*Direction:*
Convert every line of the records below into a JSON list of strings, one string per line, leaving out any blank lines.

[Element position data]
begin

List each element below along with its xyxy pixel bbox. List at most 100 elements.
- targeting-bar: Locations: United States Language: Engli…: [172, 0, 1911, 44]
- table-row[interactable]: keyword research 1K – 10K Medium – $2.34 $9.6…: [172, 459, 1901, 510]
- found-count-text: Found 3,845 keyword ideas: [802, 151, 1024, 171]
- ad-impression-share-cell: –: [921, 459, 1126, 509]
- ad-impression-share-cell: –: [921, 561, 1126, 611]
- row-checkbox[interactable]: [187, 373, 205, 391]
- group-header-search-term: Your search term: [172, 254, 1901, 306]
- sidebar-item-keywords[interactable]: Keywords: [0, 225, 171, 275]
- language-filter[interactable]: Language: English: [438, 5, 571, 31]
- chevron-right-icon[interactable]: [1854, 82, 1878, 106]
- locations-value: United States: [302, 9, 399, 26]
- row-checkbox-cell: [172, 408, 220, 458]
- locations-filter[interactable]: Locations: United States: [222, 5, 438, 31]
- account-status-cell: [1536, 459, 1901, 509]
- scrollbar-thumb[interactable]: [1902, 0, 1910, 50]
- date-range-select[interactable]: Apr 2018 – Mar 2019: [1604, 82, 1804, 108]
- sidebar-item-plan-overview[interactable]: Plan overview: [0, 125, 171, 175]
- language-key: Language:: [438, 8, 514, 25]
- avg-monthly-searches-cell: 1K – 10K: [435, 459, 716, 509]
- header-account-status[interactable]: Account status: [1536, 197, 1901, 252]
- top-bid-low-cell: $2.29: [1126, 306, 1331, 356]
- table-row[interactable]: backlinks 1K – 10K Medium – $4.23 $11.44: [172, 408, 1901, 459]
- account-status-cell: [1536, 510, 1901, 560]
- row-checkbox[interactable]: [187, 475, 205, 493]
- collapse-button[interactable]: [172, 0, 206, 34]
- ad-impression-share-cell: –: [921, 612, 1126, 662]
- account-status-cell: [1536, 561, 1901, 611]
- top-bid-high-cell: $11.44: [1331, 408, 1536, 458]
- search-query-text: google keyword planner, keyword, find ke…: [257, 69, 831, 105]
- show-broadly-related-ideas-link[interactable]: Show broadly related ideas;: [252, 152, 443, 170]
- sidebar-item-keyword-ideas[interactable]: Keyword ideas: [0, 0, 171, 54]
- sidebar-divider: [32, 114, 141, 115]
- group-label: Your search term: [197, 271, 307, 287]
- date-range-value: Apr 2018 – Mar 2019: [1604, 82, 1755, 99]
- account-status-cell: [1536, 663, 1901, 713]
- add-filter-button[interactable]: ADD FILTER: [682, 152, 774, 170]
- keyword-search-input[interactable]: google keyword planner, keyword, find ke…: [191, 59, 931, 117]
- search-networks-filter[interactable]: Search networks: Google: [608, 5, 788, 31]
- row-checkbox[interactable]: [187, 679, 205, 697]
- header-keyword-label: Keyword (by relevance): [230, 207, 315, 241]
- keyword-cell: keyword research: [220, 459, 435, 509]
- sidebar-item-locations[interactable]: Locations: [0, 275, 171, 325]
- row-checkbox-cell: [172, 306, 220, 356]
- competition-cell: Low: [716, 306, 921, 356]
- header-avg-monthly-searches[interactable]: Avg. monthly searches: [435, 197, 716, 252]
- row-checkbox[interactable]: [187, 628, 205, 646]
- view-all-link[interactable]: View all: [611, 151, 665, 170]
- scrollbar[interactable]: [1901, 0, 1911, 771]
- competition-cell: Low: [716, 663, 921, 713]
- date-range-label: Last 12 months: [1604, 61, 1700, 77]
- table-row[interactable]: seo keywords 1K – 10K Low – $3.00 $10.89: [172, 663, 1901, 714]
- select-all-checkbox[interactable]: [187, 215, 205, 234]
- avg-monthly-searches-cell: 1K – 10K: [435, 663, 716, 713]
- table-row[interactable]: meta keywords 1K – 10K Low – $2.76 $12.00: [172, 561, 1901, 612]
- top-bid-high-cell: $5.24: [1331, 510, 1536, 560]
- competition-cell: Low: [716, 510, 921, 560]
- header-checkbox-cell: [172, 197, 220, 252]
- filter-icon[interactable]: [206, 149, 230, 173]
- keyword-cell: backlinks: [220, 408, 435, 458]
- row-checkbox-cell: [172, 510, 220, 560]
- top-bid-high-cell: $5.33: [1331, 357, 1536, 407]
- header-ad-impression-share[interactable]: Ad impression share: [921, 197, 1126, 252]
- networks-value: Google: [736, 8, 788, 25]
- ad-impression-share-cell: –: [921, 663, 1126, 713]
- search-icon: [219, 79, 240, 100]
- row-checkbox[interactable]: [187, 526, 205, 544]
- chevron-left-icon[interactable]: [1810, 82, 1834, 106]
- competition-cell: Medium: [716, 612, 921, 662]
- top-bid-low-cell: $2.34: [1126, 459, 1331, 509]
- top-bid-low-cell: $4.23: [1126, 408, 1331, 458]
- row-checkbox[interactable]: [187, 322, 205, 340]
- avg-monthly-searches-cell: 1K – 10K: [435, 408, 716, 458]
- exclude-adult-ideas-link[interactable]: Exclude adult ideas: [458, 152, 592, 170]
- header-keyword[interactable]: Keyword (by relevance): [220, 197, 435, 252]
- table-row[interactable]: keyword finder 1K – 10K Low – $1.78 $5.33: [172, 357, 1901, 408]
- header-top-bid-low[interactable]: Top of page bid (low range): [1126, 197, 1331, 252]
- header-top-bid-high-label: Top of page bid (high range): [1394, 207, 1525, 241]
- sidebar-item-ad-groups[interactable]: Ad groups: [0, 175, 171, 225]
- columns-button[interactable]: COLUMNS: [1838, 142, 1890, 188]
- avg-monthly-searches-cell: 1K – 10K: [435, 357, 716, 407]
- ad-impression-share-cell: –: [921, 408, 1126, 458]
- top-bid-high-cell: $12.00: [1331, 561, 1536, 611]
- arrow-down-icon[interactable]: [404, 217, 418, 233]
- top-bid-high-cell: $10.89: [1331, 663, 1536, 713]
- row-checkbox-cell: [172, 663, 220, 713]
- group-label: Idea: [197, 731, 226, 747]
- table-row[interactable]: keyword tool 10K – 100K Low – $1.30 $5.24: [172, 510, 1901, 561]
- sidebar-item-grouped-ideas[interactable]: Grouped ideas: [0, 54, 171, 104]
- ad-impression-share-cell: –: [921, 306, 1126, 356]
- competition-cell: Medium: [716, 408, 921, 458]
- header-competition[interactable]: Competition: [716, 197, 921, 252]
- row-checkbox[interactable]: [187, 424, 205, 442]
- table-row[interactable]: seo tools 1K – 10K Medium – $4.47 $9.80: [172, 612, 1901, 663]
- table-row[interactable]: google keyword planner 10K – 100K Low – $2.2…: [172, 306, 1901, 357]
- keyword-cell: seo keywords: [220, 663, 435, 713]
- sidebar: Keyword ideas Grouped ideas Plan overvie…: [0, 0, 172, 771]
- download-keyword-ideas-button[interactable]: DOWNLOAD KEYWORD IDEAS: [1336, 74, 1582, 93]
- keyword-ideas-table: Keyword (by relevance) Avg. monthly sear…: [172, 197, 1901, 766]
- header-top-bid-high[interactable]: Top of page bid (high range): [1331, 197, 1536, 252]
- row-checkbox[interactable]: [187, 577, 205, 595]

end

*Correct output:*
[
  "List each element below along with its xyxy pixel bbox. List at most 100 elements.",
  "- targeting-bar: Locations: United States Language: Engli…: [172, 0, 1911, 44]",
  "- table-row[interactable]: keyword research 1K – 10K Medium – $2.34 $9.6…: [172, 459, 1901, 510]",
  "- found-count-text: Found 3,845 keyword ideas: [802, 151, 1024, 171]",
  "- ad-impression-share-cell: –: [921, 459, 1126, 509]",
  "- ad-impression-share-cell: –: [921, 561, 1126, 611]",
  "- row-checkbox[interactable]: [187, 373, 205, 391]",
  "- group-header-search-term: Your search term: [172, 254, 1901, 306]",
  "- sidebar-item-keywords[interactable]: Keywords: [0, 225, 171, 275]",
  "- language-filter[interactable]: Language: English: [438, 5, 571, 31]",
  "- chevron-right-icon[interactable]: [1854, 82, 1878, 106]",
  "- locations-value: United States: [302, 9, 399, 26]",
  "- row-checkbox-cell: [172, 408, 220, 458]",
  "- locations-filter[interactable]: Locations: United States: [222, 5, 438, 31]",
  "- account-status-cell: [1536, 459, 1901, 509]",
  "- scrollbar-thumb[interactable]: [1902, 0, 1910, 50]",
  "- date-range-select[interactable]: Apr 2018 – Mar 2019: [1604, 82, 1804, 108]",
  "- sidebar-item-plan-overview[interactable]: Plan overview: [0, 125, 171, 175]",
  "- language-key: Language:: [438, 8, 514, 25]",
  "- avg-monthly-searches-cell: 1K – 10K: [435, 459, 716, 509]",
  "- header-account-status[interactable]: Account status: [1536, 197, 1901, 252]",
  "- top-bid-low-cell: $2.29: [1126, 306, 1331, 356]",
  "- table-row[interactable]: backlinks 1K – 10K Medium – $4.23 $11.44: [172, 408, 1901, 459]",
  "- account-status-cell: [1536, 510, 1901, 560]",
  "- row-checkbox[interactable]: [187, 475, 205, 493]",
  "- collapse-button[interactable]: [172, 0, 206, 34]",
  "- ad-impression-share-cell: –: [921, 612, 1126, 662]",
  "- account-status-cell: [1536, 561, 1901, 611]",
  "- top-bid-high-cell: $11.44: [1331, 408, 1536, 458]",
  "- search-query-text: google keyword planner, keyword, find ke…: [257, 69, 831, 105]",
  "- show-broadly-related-ideas-link[interactable]: Show broadly related ideas;: [252, 152, 443, 170]",
  "- sidebar-item-keyword-ideas[interactable]: Keyword ideas: [0, 0, 171, 54]",
  "- sidebar-divider: [32, 114, 141, 115]",
  "- group-label: Your search term: [197, 271, 307, 287]",
  "- date-range-value: Apr 2018 – Mar 2019: [1604, 82, 1755, 99]",
  "- account-status-cell: [1536, 663, 1901, 713]",
  "- add-filter-button[interactable]: ADD FILTER: [682, 152, 774, 170]",
  "- keyword-search-input[interactable]: google keyword planner, keyword, find ke…: [191, 59, 931, 117]",
  "- search-networks-filter[interactable]: Search networks: Google: [608, 5, 788, 31]",
  "- row-checkbox[interactable]: [187, 679, 205, 697]",
  "- header-keyword-label: Keyword (by relevance): [230, 207, 315, 241]",
  "- keyword-cell: keyword research: [220, 459, 435, 509]",
  "- sidebar-item-locations[interactable]: Locations: [0, 275, 171, 325]",
  "- row-checkbox-cell: [172, 306, 220, 356]",
  "- competition-cell: Low: [716, 306, 921, 356]",
  "- header-avg-monthly-searches[interactable]: Avg. monthly searches: [435, 197, 716, 252]",
  "- row-checkbox[interactable]: [187, 628, 205, 646]",
  "- view-all-link[interactable]: View all: [611, 151, 665, 170]",
  "- scrollbar[interactable]: [1901, 0, 1911, 771]",
  "- competition-cell: Low: [716, 663, 921, 713]",
  "- date-range-label: Last 12 months: [1604, 61, 1700, 77]",
  "- table-row[interactable]: seo keywords 1K – 10K Low – $3.00 $10.89: [172, 663, 1901, 714]",
  "- select-all-checkbox[interactable]: [187, 215, 205, 234]",
  "- avg-monthly-searches-cell: 1K – 10K: [435, 663, 716, 713]",
  "- table-row[interactable]: meta keywords 1K – 10K Low – $2.76 $12.00: [172, 561, 1901, 612]",
  "- top-bid-high-cell: $5.24: [1331, 510, 1536, 560]",
  "- competition-cell: Low: [716, 510, 921, 560]",
  "- header-checkbox-cell: [172, 197, 220, 252]",
  "- filter-icon[interactable]: [206, 149, 230, 173]",
  "- keyword-cell: backlinks: [220, 408, 435, 458]",
  "- row-checkbox-cell: [172, 510, 220, 560]",
  "- top-bid-high-cell: $5.33: [1331, 357, 1536, 407]",
  "- header-ad-impression-share[interactable]: Ad impression share: [921, 197, 1126, 252]",
  "- networks-value: Google: [736, 8, 788, 25]",
  "- ad-impression-share-cell: –: [921, 663, 1126, 713]",
  "- search-icon: [219, 79, 240, 100]",
  "- row-checkbox[interactable]: [187, 526, 205, 544]",
  "- chevron-left-icon[interactable]: [1810, 82, 1834, 106]",
  "- competition-cell: Medium: [716, 612, 921, 662]",
  "- top-bid-low-cell: $2.34: [1126, 459, 1331, 509]",
  "- top-bid-low-cell: $4.23: [1126, 408, 1331, 458]",
  "- row-checkbox[interactable]: [187, 322, 205, 340]",
  "- avg-monthly-searches-cell: 1K – 10K: [435, 408, 716, 458]",
  "- exclude-adult-ideas-link[interactable]: Exclude adult ideas: [458, 152, 592, 170]",
  "- header-keyword[interactable]: Keyword (by relevance): [220, 197, 435, 252]",
  "- table-row[interactable]: keyword finder 1K – 10K Low – $1.78 $5.33: [172, 357, 1901, 408]",
  "- header-top-bid-low[interactable]: Top of page bid (low range): [1126, 197, 1331, 252]",
  "- header-top-bid-high-label: Top of page bid (high range): [1394, 207, 1525, 241]",
  "- sidebar-item-ad-groups[interactable]: Ad groups: [0, 175, 171, 225]",
  "- columns-button[interactable]: COLUMNS: [1838, 142, 1890, 188]",
  "- avg-monthly-searches-cell: 1K – 10K: [435, 357, 716, 407]",
  "- ad-impression-share-cell: –: [921, 408, 1126, 458]",
  "- top-bid-high-cell: $12.00: [1331, 561, 1536, 611]",
  "- arrow-down-icon[interactable]: [404, 217, 418, 233]",
  "- top-bid-high-cell: $10.89: [1331, 663, 1536, 713]",
  "- row-checkbox-cell: [172, 663, 220, 713]",
  "- group-label: Idea: [197, 731, 226, 747]",
  "- table-row[interactable]: keyword tool 10K – 100K Low – $1.30 $5.24: [172, 510, 1901, 561]",
  "- sidebar-item-grouped-ideas[interactable]: Grouped ideas: [0, 54, 171, 104]",
  "- ad-impression-share-cell: –: [921, 306, 1126, 356]",
  "- competition-cell: Medium: [716, 408, 921, 458]",
  "- header-competition[interactable]: Competition: [716, 197, 921, 252]",
  "- row-checkbox[interactable]: [187, 424, 205, 442]",
  "- table-row[interactable]: seo tools 1K – 10K Medium – $4.47 $9.80: [172, 612, 1901, 663]",
  "- table-row[interactable]: google keyword planner 10K – 100K Low – $2.2…: [172, 306, 1901, 357]",
  "- keyword-cell: seo keywords: [220, 663, 435, 713]",
  "- sidebar: Keyword ideas Grouped ideas Plan overvie…: [0, 0, 172, 771]",
  "- download-keyword-ideas-button[interactable]: DOWNLOAD KEYWORD IDEAS: [1336, 74, 1582, 93]",
  "- keyword-ideas-table: Keyword (by relevance) Avg. monthly sear…: [172, 197, 1901, 766]",
  "- header-top-bid-high[interactable]: Top of page bid (high range): [1331, 197, 1536, 252]",
  "- row-checkbox[interactable]: [187, 577, 205, 595]"
]